__Instructions to follow__:
Read the listing below and copy out every line that holds "Average".

__Rows__:
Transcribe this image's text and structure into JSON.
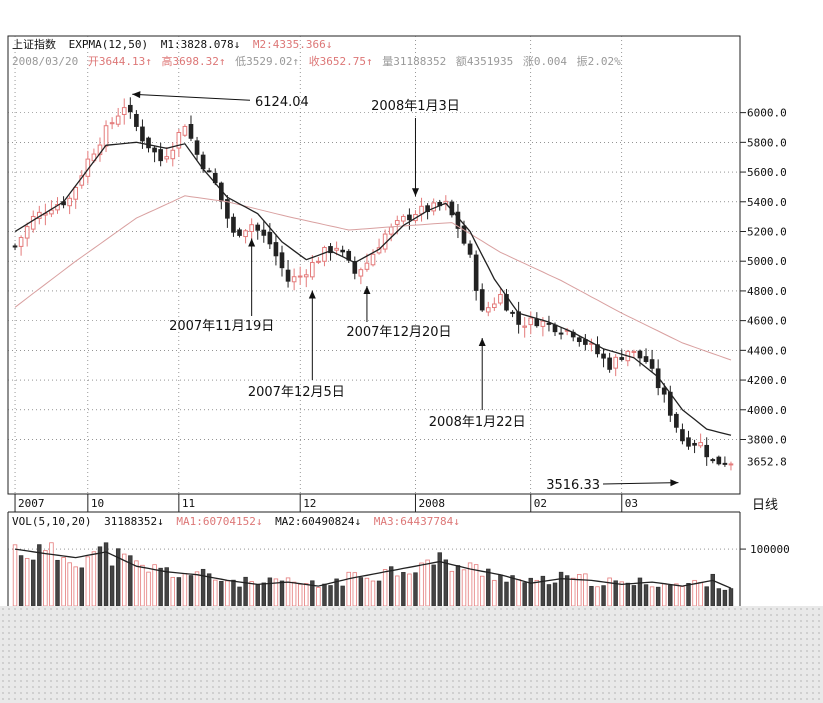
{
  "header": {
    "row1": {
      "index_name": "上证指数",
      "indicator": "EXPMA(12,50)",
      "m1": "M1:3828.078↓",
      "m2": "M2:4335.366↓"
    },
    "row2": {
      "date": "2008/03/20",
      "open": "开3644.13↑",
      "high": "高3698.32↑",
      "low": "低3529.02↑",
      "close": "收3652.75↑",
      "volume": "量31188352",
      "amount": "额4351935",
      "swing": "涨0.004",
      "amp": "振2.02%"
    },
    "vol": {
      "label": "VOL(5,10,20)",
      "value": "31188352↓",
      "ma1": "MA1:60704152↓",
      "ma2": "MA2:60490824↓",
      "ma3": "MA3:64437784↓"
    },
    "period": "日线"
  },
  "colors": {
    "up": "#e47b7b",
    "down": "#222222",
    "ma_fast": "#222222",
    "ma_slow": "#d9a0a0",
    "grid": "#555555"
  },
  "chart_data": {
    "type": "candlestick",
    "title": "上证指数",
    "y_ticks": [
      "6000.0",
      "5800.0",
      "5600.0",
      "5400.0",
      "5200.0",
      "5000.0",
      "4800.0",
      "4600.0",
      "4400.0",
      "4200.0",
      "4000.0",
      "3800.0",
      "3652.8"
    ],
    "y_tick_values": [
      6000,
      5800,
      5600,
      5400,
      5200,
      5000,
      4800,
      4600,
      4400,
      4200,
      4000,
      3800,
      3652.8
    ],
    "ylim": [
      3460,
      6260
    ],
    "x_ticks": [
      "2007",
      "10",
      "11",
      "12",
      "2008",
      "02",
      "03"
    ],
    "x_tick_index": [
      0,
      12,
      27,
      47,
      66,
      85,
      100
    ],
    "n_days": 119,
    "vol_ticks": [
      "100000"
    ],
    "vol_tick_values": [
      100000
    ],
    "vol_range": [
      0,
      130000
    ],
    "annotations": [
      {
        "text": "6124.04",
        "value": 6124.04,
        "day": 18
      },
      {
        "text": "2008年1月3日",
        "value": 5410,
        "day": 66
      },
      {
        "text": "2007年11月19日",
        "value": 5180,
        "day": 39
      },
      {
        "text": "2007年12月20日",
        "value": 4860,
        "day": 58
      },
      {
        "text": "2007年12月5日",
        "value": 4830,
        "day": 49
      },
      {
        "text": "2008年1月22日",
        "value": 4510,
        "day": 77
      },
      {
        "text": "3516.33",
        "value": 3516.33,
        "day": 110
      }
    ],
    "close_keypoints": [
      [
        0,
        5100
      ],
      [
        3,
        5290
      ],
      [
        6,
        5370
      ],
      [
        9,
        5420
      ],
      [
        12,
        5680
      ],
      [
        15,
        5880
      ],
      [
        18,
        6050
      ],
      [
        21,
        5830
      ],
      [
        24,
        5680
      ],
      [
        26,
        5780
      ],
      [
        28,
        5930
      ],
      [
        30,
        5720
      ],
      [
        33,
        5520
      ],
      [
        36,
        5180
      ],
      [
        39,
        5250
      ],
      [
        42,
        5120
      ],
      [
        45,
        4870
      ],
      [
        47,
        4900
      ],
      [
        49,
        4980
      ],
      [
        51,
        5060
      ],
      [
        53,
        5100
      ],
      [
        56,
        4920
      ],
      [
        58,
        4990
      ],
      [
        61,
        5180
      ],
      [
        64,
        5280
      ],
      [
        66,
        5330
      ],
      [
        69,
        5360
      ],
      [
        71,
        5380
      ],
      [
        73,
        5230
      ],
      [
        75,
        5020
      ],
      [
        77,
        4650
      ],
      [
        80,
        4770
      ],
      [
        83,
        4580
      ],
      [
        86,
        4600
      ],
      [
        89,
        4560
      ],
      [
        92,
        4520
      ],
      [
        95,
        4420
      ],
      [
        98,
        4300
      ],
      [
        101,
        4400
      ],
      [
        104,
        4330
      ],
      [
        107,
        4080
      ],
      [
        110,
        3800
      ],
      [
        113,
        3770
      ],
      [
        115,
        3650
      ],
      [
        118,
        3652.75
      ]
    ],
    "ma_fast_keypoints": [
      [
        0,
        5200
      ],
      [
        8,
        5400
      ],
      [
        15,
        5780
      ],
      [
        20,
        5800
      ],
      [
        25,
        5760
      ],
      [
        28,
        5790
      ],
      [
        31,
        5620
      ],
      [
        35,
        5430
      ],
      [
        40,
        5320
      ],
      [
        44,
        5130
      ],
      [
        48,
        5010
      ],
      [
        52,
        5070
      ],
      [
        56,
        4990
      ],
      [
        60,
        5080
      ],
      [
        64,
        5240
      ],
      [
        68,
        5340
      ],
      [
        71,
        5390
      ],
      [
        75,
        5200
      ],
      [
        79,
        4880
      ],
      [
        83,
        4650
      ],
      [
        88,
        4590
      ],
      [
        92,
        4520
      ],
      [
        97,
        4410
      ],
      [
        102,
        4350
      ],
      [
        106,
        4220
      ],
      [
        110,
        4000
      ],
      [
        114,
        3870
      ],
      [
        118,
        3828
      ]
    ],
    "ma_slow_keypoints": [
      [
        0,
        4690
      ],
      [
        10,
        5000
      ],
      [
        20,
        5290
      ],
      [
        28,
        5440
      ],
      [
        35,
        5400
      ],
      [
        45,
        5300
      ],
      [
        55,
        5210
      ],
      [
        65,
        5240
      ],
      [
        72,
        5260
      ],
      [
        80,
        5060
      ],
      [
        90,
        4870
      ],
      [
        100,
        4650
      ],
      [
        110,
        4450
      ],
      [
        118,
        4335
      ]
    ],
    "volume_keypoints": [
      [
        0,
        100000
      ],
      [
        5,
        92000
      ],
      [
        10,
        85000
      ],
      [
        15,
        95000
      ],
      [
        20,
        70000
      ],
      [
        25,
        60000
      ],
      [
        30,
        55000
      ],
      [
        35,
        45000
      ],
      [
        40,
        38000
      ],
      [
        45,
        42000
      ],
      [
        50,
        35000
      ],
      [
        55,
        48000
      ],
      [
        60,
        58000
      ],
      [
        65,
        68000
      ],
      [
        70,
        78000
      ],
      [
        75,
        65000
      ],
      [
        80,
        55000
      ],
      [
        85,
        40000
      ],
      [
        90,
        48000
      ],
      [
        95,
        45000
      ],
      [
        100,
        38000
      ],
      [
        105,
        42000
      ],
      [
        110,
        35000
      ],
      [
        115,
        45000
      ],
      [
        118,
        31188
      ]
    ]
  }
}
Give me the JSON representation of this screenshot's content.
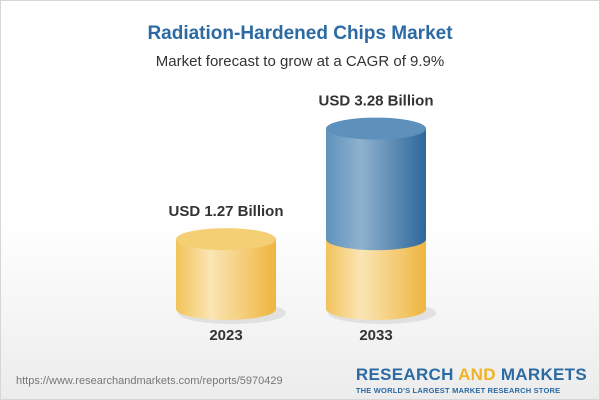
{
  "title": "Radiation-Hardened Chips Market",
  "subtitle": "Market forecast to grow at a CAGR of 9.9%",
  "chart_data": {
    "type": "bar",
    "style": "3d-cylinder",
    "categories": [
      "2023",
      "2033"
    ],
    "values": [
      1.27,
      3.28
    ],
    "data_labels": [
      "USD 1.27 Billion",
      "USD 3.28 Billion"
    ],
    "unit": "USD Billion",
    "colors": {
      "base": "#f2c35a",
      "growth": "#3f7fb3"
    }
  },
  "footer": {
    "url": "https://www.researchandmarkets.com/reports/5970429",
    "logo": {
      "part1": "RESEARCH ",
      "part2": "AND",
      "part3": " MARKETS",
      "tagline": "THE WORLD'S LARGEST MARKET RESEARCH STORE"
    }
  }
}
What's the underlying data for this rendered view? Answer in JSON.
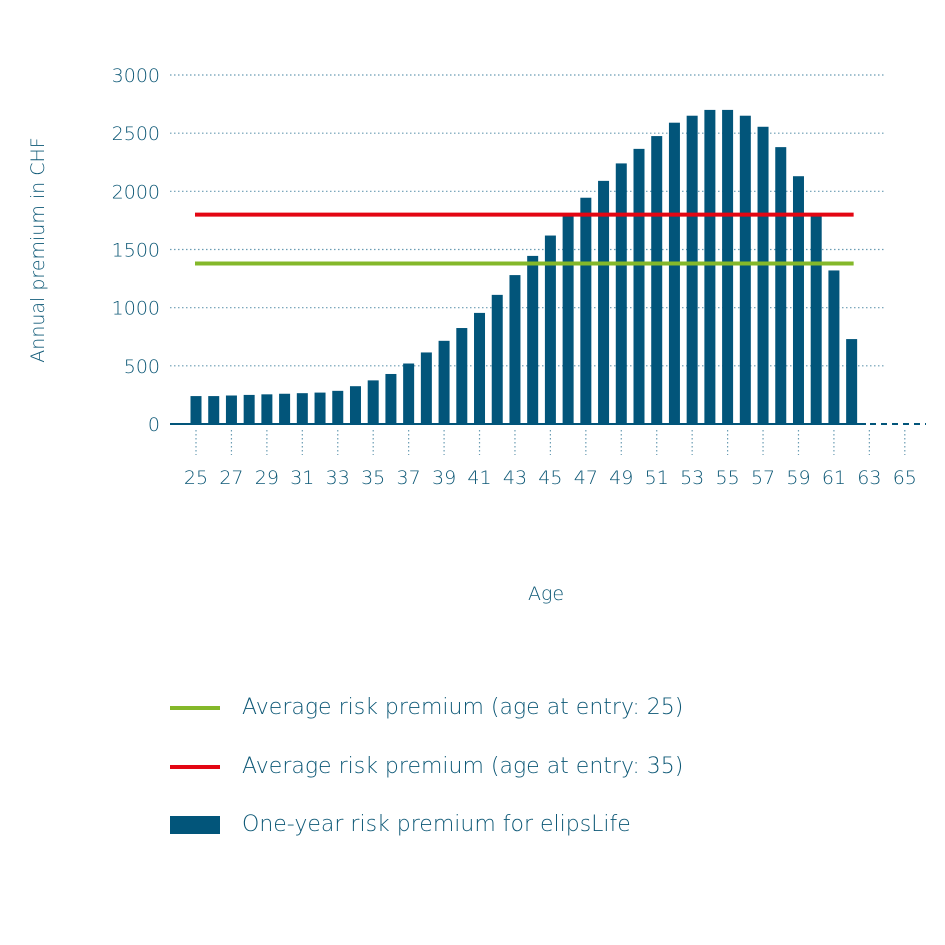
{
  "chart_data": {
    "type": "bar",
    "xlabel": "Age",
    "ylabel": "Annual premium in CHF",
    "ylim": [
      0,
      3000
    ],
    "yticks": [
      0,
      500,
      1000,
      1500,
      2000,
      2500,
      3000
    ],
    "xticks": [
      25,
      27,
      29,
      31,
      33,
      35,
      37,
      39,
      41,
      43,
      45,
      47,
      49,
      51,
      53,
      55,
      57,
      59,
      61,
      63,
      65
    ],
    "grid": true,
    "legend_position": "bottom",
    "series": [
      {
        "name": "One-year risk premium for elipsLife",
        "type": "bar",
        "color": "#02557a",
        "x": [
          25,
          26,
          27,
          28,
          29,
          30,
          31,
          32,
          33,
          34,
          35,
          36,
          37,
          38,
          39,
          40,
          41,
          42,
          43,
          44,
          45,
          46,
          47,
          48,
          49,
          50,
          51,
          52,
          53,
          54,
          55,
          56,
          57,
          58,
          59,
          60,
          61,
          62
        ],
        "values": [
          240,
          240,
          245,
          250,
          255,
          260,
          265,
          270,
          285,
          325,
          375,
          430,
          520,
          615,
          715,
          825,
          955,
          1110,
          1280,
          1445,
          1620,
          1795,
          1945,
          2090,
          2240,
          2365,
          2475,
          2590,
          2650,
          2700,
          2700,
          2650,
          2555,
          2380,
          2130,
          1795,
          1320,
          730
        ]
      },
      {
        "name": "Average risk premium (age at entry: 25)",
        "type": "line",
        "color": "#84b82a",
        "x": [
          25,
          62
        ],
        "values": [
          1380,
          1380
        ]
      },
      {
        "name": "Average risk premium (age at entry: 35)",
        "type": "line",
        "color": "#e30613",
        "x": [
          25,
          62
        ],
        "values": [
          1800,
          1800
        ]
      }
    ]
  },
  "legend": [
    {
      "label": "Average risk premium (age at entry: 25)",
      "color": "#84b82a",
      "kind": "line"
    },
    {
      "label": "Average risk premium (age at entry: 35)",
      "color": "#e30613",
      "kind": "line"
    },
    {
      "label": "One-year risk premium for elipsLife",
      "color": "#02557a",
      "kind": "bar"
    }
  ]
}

__Output of the task__:
        "name": "Average risk premium (age at entry: 25)",
        "name": "Average risk premium (age at entry: 35)",
      "label": "Average risk premium (age at entry: 25)",
      "label": "Average risk premium (age at entry: 35)",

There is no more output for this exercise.